» Exercise requirements
Select all lines with the string "town" in them, and copy those lines.
━━━ Input data
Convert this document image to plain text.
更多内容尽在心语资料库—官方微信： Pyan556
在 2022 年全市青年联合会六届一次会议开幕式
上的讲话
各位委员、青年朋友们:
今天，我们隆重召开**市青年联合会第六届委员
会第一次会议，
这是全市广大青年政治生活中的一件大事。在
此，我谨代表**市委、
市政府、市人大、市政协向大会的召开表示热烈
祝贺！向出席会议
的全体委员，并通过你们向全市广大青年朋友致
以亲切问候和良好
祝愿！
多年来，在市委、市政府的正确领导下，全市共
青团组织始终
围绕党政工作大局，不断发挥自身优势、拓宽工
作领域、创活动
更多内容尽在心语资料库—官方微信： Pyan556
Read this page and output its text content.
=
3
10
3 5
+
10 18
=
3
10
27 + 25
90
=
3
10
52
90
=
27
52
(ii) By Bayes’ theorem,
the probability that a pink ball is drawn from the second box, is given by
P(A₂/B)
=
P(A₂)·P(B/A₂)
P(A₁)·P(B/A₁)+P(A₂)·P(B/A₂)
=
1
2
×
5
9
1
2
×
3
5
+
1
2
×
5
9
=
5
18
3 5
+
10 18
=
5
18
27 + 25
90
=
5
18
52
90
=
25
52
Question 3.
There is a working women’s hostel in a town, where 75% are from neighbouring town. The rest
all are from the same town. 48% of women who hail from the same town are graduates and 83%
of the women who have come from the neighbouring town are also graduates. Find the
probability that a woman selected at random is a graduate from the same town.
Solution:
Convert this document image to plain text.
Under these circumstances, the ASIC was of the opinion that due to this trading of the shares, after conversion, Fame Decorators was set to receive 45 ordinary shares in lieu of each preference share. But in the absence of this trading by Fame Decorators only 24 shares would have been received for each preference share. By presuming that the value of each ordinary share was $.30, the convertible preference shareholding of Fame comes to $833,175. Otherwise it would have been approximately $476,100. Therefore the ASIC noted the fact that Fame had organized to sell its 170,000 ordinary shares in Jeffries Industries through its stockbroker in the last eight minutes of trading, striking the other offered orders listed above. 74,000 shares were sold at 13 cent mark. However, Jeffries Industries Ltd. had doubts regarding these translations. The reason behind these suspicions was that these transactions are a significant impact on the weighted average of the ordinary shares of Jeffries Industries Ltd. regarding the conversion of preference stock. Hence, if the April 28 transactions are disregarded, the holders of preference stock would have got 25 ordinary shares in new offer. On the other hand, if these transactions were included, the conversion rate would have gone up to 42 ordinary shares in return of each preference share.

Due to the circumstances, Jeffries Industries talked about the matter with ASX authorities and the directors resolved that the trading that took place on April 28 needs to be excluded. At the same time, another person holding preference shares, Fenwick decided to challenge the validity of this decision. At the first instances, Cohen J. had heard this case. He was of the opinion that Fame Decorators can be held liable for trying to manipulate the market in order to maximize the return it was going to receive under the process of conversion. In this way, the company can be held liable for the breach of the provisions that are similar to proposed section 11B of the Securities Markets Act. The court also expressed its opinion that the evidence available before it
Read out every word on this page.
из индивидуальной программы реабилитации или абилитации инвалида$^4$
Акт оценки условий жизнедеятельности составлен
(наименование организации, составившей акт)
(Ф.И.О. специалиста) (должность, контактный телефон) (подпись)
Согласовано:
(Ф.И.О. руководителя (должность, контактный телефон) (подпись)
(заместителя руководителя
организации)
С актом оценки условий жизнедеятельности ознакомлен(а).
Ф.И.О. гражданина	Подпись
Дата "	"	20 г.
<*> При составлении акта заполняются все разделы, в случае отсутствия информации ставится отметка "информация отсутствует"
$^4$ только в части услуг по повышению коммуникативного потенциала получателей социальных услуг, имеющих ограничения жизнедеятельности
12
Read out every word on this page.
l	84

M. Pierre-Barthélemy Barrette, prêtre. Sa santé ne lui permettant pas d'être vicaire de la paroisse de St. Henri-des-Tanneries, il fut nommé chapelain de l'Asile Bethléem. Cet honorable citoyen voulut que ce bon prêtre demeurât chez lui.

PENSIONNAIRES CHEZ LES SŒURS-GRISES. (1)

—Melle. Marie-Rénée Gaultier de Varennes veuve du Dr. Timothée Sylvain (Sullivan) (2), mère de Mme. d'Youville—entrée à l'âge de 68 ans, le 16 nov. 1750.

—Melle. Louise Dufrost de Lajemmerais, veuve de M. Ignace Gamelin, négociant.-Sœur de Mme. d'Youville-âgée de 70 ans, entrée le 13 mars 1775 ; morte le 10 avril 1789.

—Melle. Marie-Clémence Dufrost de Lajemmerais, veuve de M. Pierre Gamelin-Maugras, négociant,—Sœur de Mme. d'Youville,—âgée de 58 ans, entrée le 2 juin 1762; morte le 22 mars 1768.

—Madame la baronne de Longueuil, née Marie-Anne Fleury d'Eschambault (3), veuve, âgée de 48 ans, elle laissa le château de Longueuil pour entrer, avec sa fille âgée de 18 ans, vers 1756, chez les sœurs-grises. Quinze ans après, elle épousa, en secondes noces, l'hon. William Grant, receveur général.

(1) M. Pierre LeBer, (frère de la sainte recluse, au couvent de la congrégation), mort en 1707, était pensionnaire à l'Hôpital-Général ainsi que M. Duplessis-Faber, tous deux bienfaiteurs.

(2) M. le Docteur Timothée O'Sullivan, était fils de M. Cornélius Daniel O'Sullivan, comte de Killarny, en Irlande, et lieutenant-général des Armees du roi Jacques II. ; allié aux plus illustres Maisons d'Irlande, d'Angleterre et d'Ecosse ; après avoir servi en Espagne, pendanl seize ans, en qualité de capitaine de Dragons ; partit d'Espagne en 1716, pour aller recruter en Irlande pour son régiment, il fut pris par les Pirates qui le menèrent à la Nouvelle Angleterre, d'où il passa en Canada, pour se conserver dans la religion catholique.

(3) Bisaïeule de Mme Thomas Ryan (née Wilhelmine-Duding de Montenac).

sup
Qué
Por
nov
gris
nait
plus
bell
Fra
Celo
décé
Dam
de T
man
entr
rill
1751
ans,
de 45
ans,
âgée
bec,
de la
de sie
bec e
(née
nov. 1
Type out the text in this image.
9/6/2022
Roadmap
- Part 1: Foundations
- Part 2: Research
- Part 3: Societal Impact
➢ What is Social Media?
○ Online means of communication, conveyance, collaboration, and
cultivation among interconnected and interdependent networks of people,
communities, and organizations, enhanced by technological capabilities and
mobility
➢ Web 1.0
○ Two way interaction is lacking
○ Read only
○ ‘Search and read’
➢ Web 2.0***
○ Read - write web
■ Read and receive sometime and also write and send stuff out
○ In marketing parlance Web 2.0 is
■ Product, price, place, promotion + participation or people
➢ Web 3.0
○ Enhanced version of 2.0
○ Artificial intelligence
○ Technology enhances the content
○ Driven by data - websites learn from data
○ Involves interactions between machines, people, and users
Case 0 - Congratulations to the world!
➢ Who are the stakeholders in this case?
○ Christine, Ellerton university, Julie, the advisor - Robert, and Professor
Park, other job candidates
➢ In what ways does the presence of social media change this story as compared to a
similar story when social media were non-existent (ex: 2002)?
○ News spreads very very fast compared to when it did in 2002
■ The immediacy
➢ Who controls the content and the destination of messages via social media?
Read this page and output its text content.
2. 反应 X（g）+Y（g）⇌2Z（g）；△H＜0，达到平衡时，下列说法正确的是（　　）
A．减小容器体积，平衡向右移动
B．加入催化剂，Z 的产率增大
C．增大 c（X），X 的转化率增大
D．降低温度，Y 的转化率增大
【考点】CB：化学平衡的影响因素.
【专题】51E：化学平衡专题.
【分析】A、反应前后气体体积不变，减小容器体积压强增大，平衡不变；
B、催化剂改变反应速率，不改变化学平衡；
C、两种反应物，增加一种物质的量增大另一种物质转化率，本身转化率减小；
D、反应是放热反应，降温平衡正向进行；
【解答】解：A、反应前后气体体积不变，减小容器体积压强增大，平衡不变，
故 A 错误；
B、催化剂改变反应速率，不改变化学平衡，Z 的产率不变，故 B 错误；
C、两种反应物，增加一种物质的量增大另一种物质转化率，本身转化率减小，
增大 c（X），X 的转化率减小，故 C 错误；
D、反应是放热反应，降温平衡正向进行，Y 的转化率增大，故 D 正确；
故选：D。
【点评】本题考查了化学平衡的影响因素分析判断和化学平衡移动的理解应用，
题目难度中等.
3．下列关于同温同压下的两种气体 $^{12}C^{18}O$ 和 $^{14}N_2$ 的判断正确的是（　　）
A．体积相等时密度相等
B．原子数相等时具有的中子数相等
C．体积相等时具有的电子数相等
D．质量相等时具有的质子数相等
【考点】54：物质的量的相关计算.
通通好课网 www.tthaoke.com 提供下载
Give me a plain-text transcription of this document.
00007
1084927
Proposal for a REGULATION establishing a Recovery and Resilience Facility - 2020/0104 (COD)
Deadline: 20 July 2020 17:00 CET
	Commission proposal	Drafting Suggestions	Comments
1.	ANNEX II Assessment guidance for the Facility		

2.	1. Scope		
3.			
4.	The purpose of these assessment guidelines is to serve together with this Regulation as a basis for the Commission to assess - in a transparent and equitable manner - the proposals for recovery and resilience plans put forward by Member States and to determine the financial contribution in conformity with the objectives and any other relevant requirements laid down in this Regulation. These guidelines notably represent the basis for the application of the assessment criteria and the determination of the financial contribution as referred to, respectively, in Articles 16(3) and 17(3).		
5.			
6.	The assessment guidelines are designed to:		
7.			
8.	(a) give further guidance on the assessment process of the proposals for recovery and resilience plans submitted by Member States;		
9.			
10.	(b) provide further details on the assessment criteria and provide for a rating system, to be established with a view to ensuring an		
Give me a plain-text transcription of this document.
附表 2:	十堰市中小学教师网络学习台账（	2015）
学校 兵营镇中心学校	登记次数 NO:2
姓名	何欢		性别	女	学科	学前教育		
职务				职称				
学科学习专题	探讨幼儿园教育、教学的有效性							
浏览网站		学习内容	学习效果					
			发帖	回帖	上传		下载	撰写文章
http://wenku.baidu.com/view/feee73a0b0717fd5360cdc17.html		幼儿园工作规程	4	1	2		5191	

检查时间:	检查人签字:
━━━━━━
» Expected output
There is a working women’s hostel in a town, where 75% are from neighbouring town. The rest
all are from the same town. 48% of women who hail from the same town are graduates and 83%
of the women who have come from the neighbouring town are also graduates. Find the
probability that a woman selected at random is a graduate from the same town.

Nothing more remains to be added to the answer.